**Set exercise:**
Scan the entries for the string "forest" and give the number of lines that have it, nothing further.

**Exercise material:**
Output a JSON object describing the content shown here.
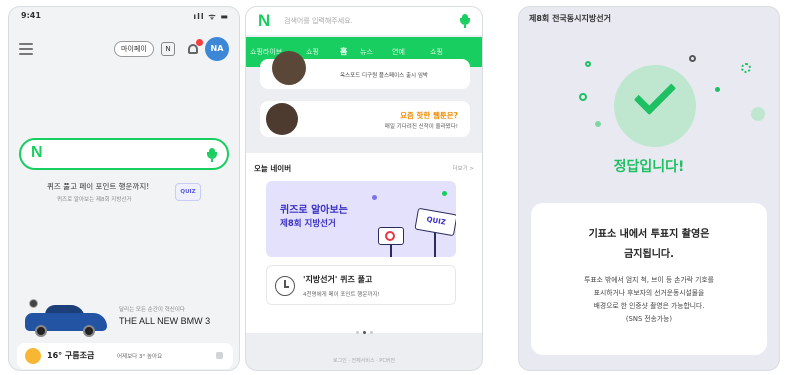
{
  "phone1": {
    "status_time": "9:41",
    "status_icons": "ıll ᯤ ▬",
    "header_pill": "마이페이",
    "header_square": "N",
    "avatar_initials": "NA",
    "search_logo": "N",
    "quiz_text": "퀴즈 풀고 페이 포인트 행운까지!",
    "quiz_subtext": "퀴즈로 알아보는 제8회 지방선거",
    "quiz_badge": "QUIZ",
    "ad_small": "달리는 모든 순간이 혁신이다",
    "ad_title": "THE ALL NEW BMW 3",
    "weather_temp": "16° 구름조금",
    "weather_sub": "어제보다 3° 높아요"
  },
  "phone2": {
    "logo": "N",
    "search_placeholder": "검색어를 입력해주세요.",
    "tabs": [
      "쇼핑라이브",
      "쇼핑",
      "홈",
      "뉴스",
      "연예",
      "쇼핑"
    ],
    "card1_text": "옥스포드 디구원 플스페이스 출시 임박",
    "card2_title": "요즘 핫한 웹툰은?",
    "card2_sub": "매일 기다려진 신작이 올라왔다!",
    "today_label": "오늘 네이버",
    "more_label": "더보기 >",
    "banner_line1": "퀴즈로 알아보는",
    "banner_line2": "제8회 지방선거",
    "banner_sign": "QUIZ",
    "quiz_item_title": "'지방선거' 퀴즈 풀고",
    "quiz_item_sub": "4천명에게 페이 포인트 행운까지!",
    "footer": "로그인 · 전체서비스 · PC버전"
  },
  "phone3": {
    "title": "제8회 전국동시지방선거",
    "correct": "정답입니다!",
    "info_title1": "기표소 내에서 투표지 촬영은",
    "info_title2": "금지됩니다.",
    "info_desc1": "투표소 밖에서 엄지 척, 브이 등 손가락 기호를",
    "info_desc2": "표시하거나 후보자의 선거운동시설물을",
    "info_desc3": "배경으로 한 인증샷 촬영은 가능합니다.",
    "info_desc4": "(SNS 전송가능)"
  },
  "colors": {
    "naver_green": "#19ce60",
    "quiz_purple": "#3b30c4",
    "success_green": "#1fbf63",
    "hot_orange": "#f08c00"
  }
}
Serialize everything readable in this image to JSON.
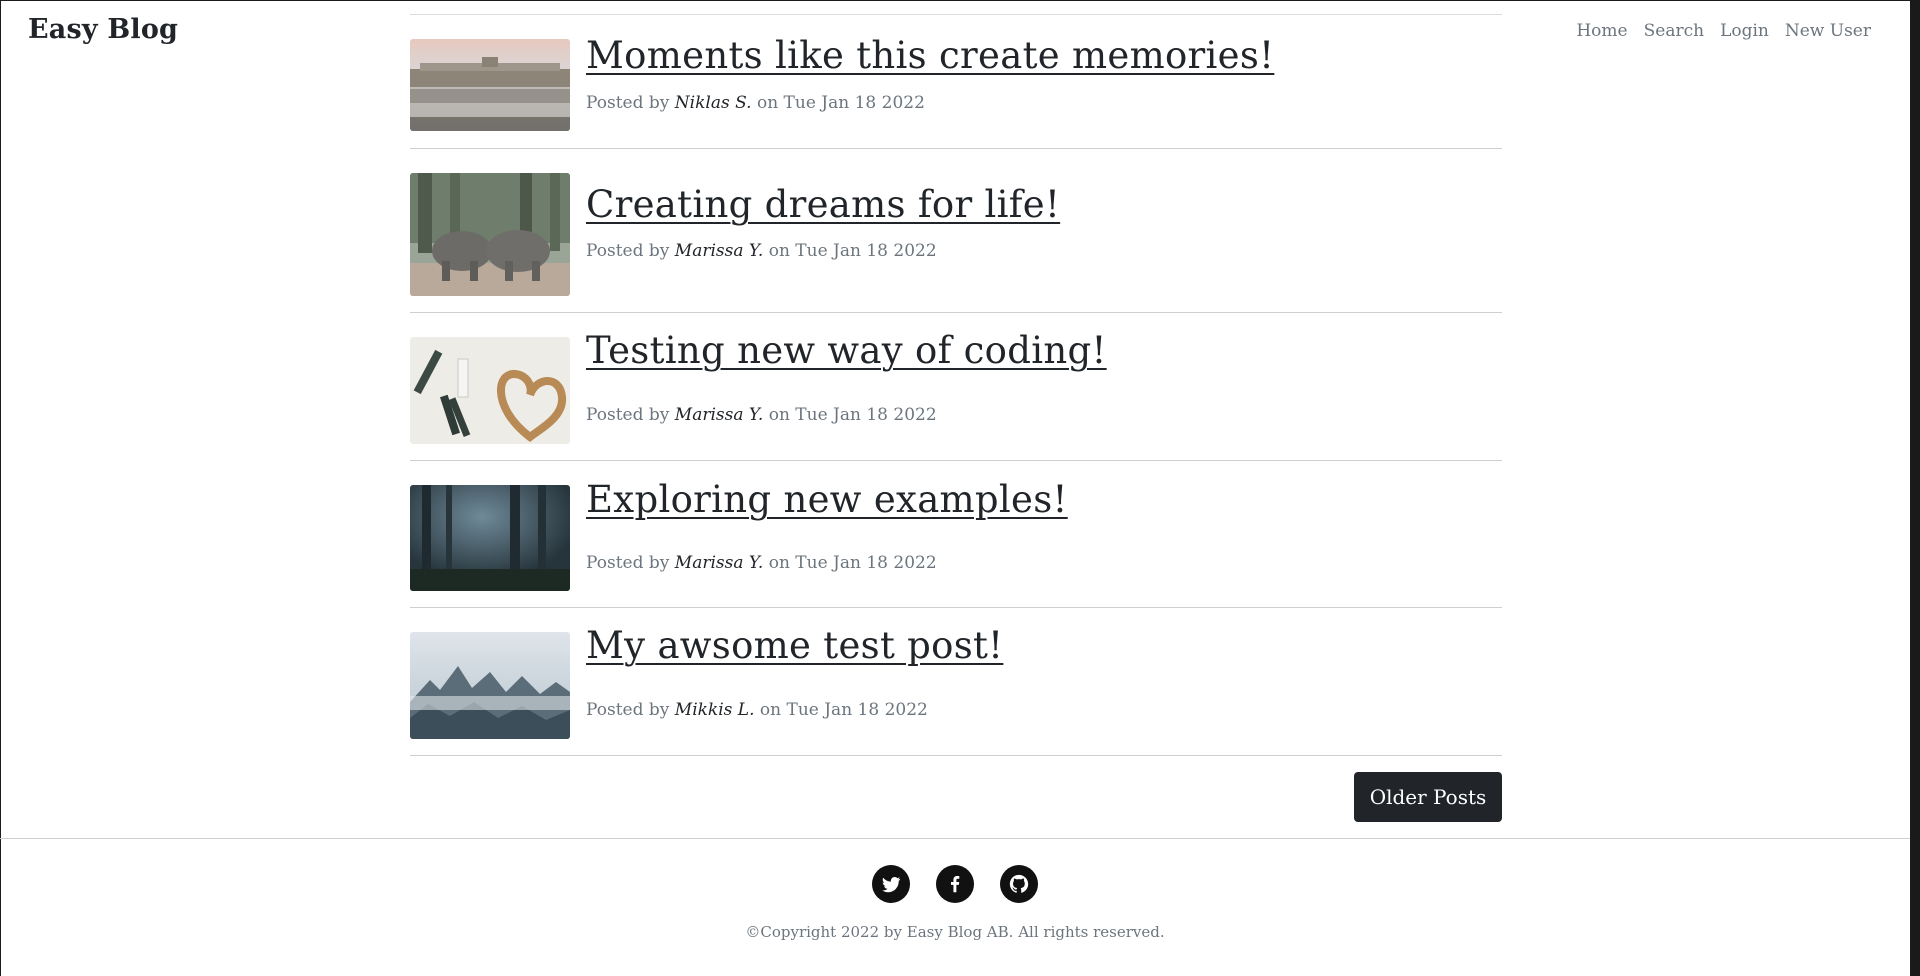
{
  "navbar": {
    "brand": "Easy Blog",
    "links": [
      "Home",
      "Search",
      "Login",
      "New User"
    ]
  },
  "posts": [
    {
      "title": "Moments like this create memories!",
      "posted_by": "Posted by",
      "author": "Niklas S.",
      "date": "on Tue Jan 18 2022",
      "image": "palace-reflection"
    },
    {
      "title": "Creating dreams for life!",
      "posted_by": "Posted by",
      "author": "Marissa Y.",
      "date": "on Tue Jan 18 2022",
      "image": "elephants"
    },
    {
      "title": "Testing new way of coding!",
      "posted_by": "Posted by",
      "author": "Marissa Y.",
      "date": "on Tue Jan 18 2022",
      "image": "hair-heart"
    },
    {
      "title": "Exploring new examples!",
      "posted_by": "Posted by",
      "author": "Marissa Y.",
      "date": "on Tue Jan 18 2022",
      "image": "dark-forest"
    },
    {
      "title": "My awsome test post!",
      "posted_by": "Posted by",
      "author": "Mikkis L.",
      "date": "on Tue Jan 18 2022",
      "image": "misty-forest"
    }
  ],
  "pagination": {
    "older_label": "Older Posts"
  },
  "footer": {
    "social": [
      "twitter-icon",
      "facebook-icon",
      "github-icon"
    ],
    "copyright": "©Copyright 2022 by Easy Blog AB. All rights reserved."
  }
}
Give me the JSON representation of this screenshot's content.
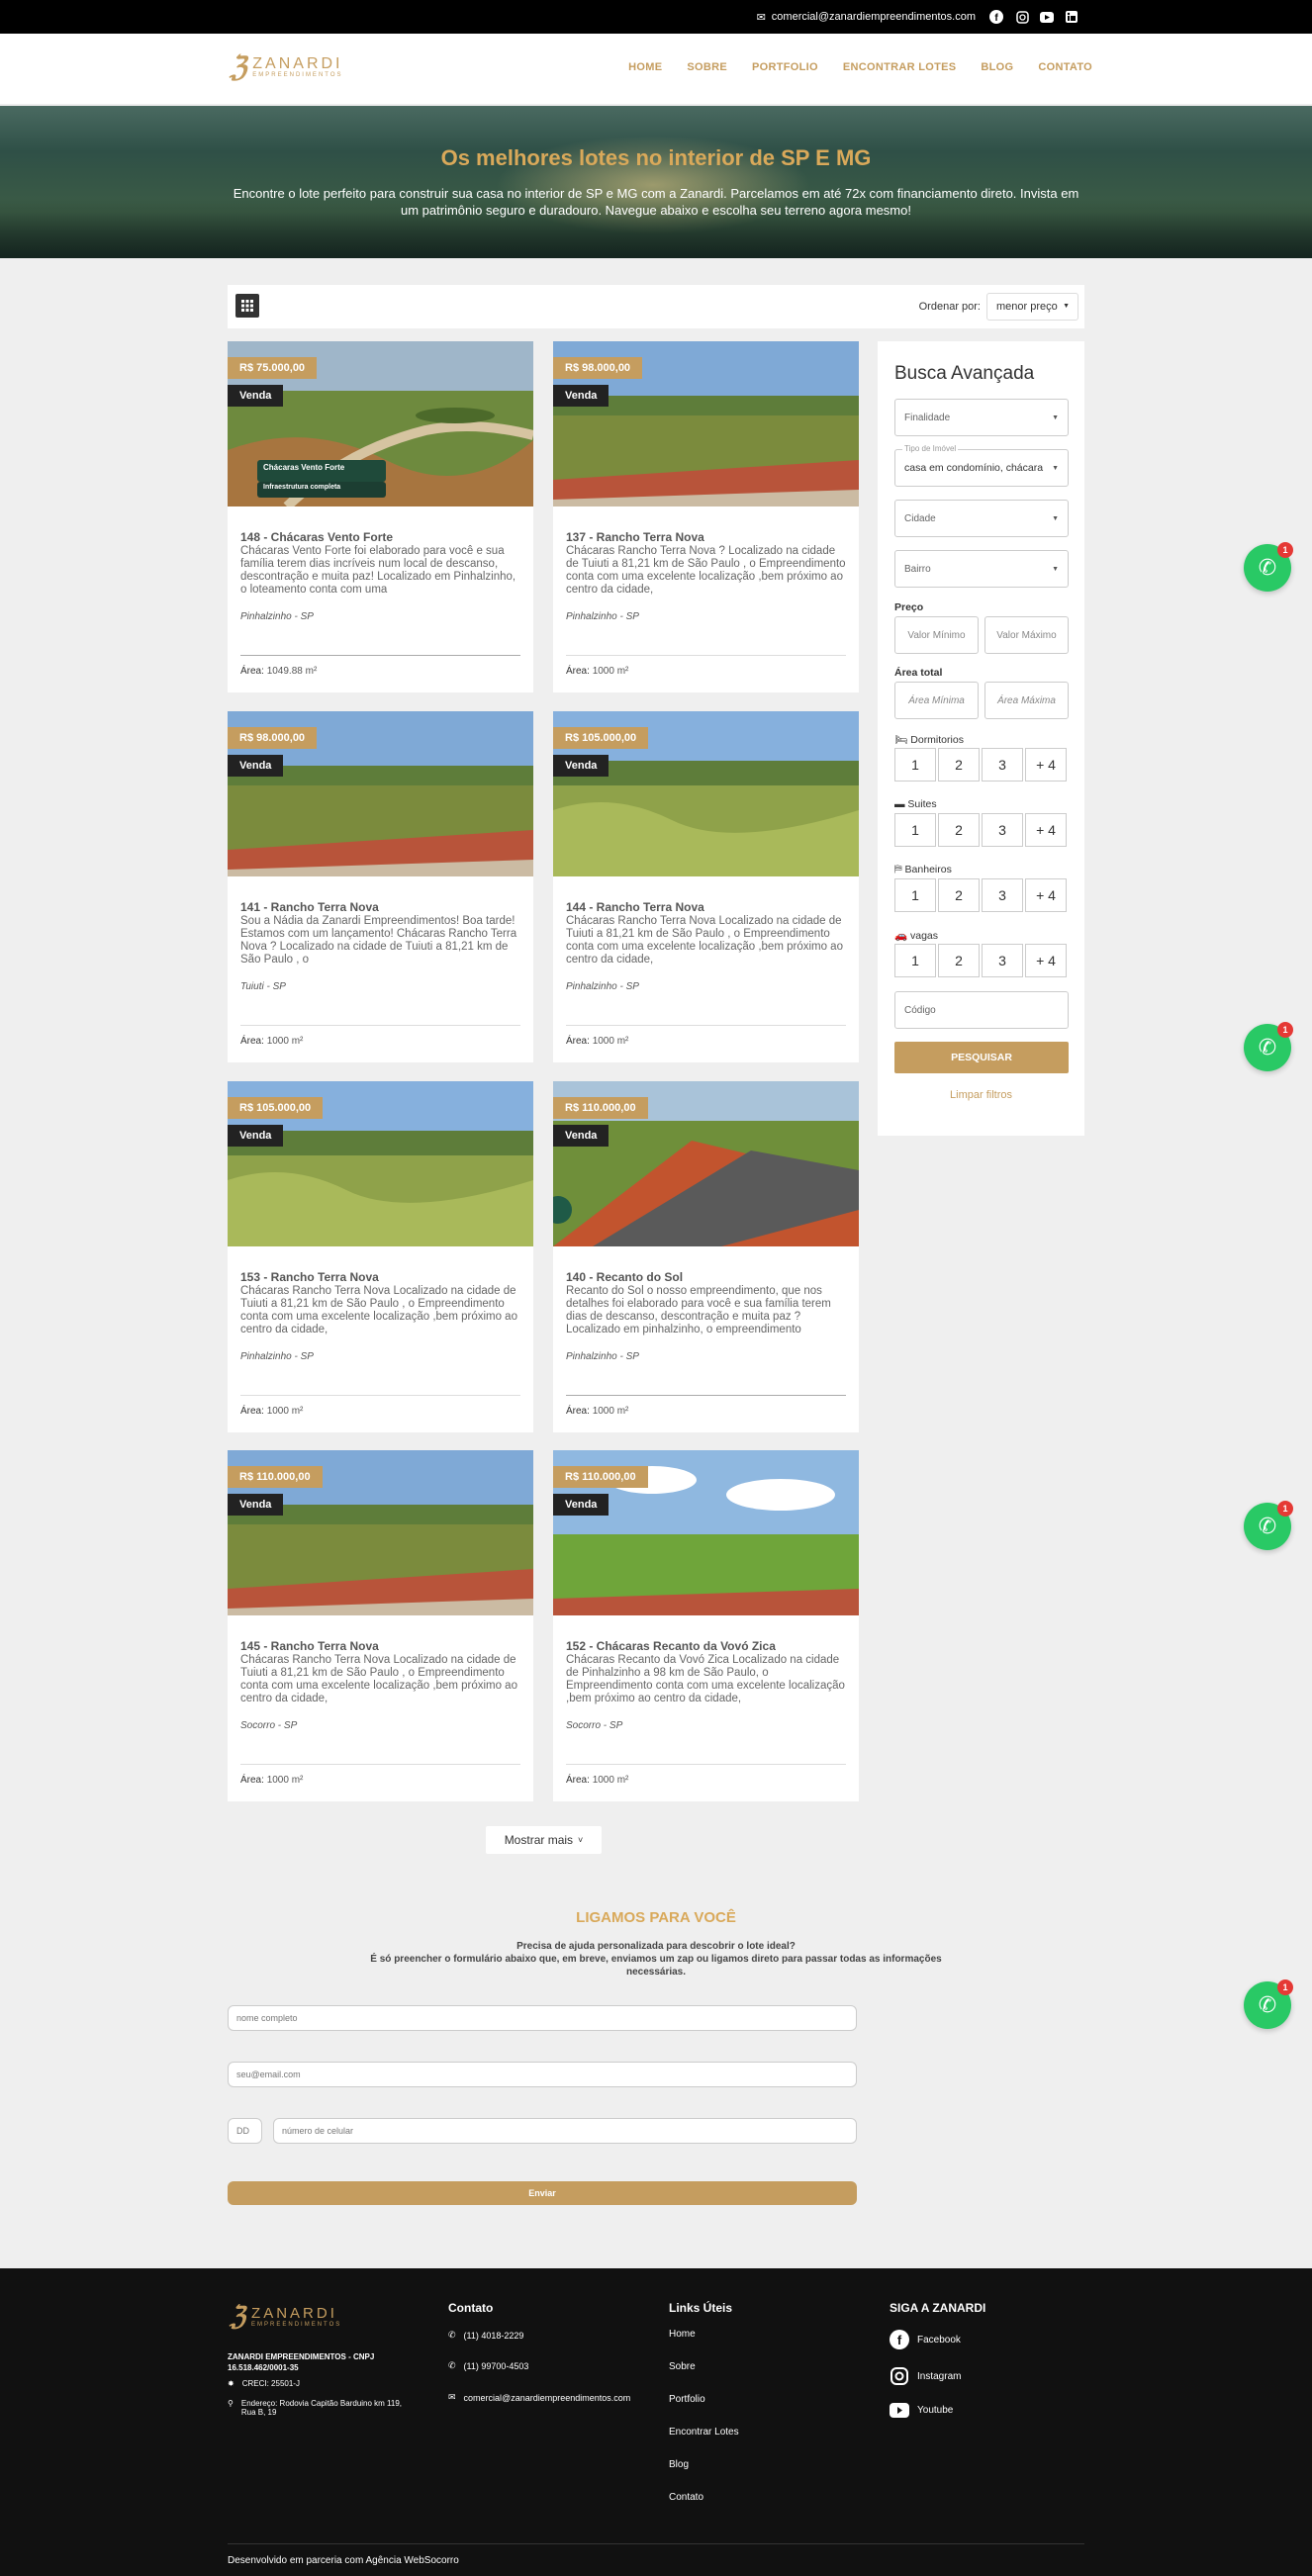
{
  "topbar": {
    "email": "comercial@zanardiempreendimentos.com",
    "social_icons": [
      "facebook-icon",
      "instagram-icon",
      "youtube-icon",
      "linkedin-icon"
    ]
  },
  "brand": {
    "name": "ZANARDI",
    "tagline": "EMPREENDIMENTOS",
    "color": "#c59d5f"
  },
  "nav": [
    "HOME",
    "SOBRE",
    "PORTFOLIO",
    "ENCONTRAR LOTES",
    "BLOG",
    "CONTATO"
  ],
  "hero": {
    "title": "Os melhores lotes no interior de SP E MG",
    "text": "Encontre o lote perfeito para construir sua casa no interior de SP e MG com a Zanardi. Parcelamos em até 72x com financiamento direto. Invista em um patrimônio seguro e duradouro. Navegue abaixo e escolha seu terreno agora mesmo!"
  },
  "toolbar": {
    "order_label": "Ordenar por:",
    "order_value": "menor preço"
  },
  "listings": [
    {
      "price": "R$ 75.000,00",
      "status": "Venda",
      "title": "148 - Chácaras Vento Forte",
      "desc": "Chácaras Vento Forte foi elaborado para você e sua família terem dias incríveis num local de descanso, descontração e muita paz! Localizado em Pinhalzinho, o loteamento conta com uma",
      "city": "Pinhalzinho - SP",
      "area_label": "Área:",
      "area": "1049.88 m²",
      "img_caption": "Chácaras Vento Forte",
      "img_caption2": "Infraestrutura completa"
    },
    {
      "price": "R$ 98.000,00",
      "status": "Venda",
      "title": "137 - Rancho Terra Nova",
      "desc": "Chácaras Rancho Terra Nova ? Localizado na cidade de Tuiuti a 81,21 km de São Paulo , o Empreendimento conta com uma excelente localização ,bem próximo ao centro da cidade,",
      "city": "Pinhalzinho - SP",
      "area_label": "Área:",
      "area": "1000 m²"
    },
    {
      "price": "R$ 98.000,00",
      "status": "Venda",
      "title": "141 - Rancho Terra Nova",
      "desc": "Sou a Nádia da Zanardi Empreendimentos! Boa tarde! Estamos com um lançamento! Chácaras Rancho Terra Nova ? Localizado na cidade de Tuiuti a 81,21 km de São Paulo , o",
      "city": "Tuiuti - SP",
      "area_label": "Área:",
      "area": "1000 m²"
    },
    {
      "price": "R$ 105.000,00",
      "status": "Venda",
      "title": "144 - Rancho Terra Nova",
      "desc": "Chácaras Rancho Terra Nova Localizado na cidade de Tuiuti a 81,21 km de São Paulo , o Empreendimento conta com uma excelente localização ,bem próximo ao centro da cidade,",
      "city": "Pinhalzinho - SP",
      "area_label": "Área:",
      "area": "1000 m²"
    },
    {
      "price": "R$ 105.000,00",
      "status": "Venda",
      "title": "153 - Rancho Terra Nova",
      "desc": "Chácaras Rancho Terra Nova Localizado na cidade de Tuiuti a 81,21 km de São Paulo , o Empreendimento conta com uma excelente localização ,bem próximo ao centro da cidade,",
      "city": "Pinhalzinho - SP",
      "area_label": "Área:",
      "area": "1000 m²"
    },
    {
      "price": "R$ 110.000,00",
      "status": "Venda",
      "title": "140 - Recanto do Sol",
      "desc": "Recanto do Sol o nosso empreendimento, que nos detalhes foi elaborado para você e sua família terem dias de descanso, descontração e muita paz ? Localizado em pinhalzinho, o empreendimento",
      "city": "Pinhalzinho - SP",
      "area_label": "Área:",
      "area": "1000 m²"
    },
    {
      "price": "R$ 110.000,00",
      "status": "Venda",
      "title": "145 - Rancho Terra Nova",
      "desc": "Chácaras Rancho Terra Nova Localizado na cidade de Tuiuti a 81,21 km de São Paulo , o Empreendimento conta com uma excelente localização ,bem próximo ao centro da cidade,",
      "city": "Socorro - SP",
      "area_label": "Área:",
      "area": "1000 m²"
    },
    {
      "price": "R$ 110.000,00",
      "status": "Venda",
      "title": "152 - Chácaras Recanto da Vovó Zica",
      "desc": "Chácaras Recanto da Vovó Zica Localizado na cidade de Pinhalzinho a 98 km de São Paulo, o Empreendimento conta com uma excelente localização ,bem próximo ao centro da cidade,",
      "city": "Socorro - SP",
      "area_label": "Área:",
      "area": "1000 m²"
    }
  ],
  "search": {
    "title": "Busca Avançada",
    "finalidade": "Finalidade",
    "tipo_label": "Tipo de Imóvel",
    "tipo_value": "casa em condomínio, chácara",
    "cidade": "Cidade",
    "bairro": "Bairro",
    "preco_label": "Preço",
    "valor_min": "Valor Mínimo",
    "valor_max": "Valor Máximo",
    "area_label": "Área total",
    "area_min": "Área Mínima",
    "area_max": "Área Máxima",
    "dormitorios": "Dormitorios",
    "suites": "Suites",
    "banheiros": "Banheiros",
    "vagas": "vagas",
    "options": [
      "1",
      "2",
      "3",
      "+ 4"
    ],
    "codigo": "Código",
    "button": "PESQUISAR",
    "clear": "Limpar filtros"
  },
  "whatsapp": {
    "badge": "1"
  },
  "more_button": "Mostrar mais",
  "contact_form": {
    "title": "LIGAMOS PARA VOCÊ",
    "line1": "Precisa de ajuda personalizada para descobrir o lote ideal?",
    "line2": "É só preencher o formulário abaixo que, em breve, enviamos um zap ou ligamos direto para passar todas as informações necessárias.",
    "name_ph": "nome completo",
    "email_ph": "seu@email.com",
    "ddd_ph": "DD",
    "phone_ph": "número de celular",
    "submit": "Enviar"
  },
  "footer": {
    "company": "ZANARDI EMPREENDIMENTOS - CNPJ 16.518.462/0001-35",
    "creci": "CRECI: 25501-J",
    "address": "Endereço: Rodovia Capitão Barduino km 119, Rua B, 19",
    "contato_title": "Contato",
    "phone1": "(11) 4018-2229",
    "phone2": "(11) 99700-4503",
    "email": "comercial@zanardiempreendimentos.com",
    "links_title": "Links Úteis",
    "links": [
      "Home",
      "Sobre",
      "Portfolio",
      "Encontrar Lotes",
      "Blog",
      "Contato"
    ],
    "social_title": "SIGA A ZANARDI",
    "social": [
      "Facebook",
      "Instagram",
      "Youtube"
    ],
    "credit": "Desenvolvido em parceria com Agência WebSocorro"
  }
}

**Task response:**
2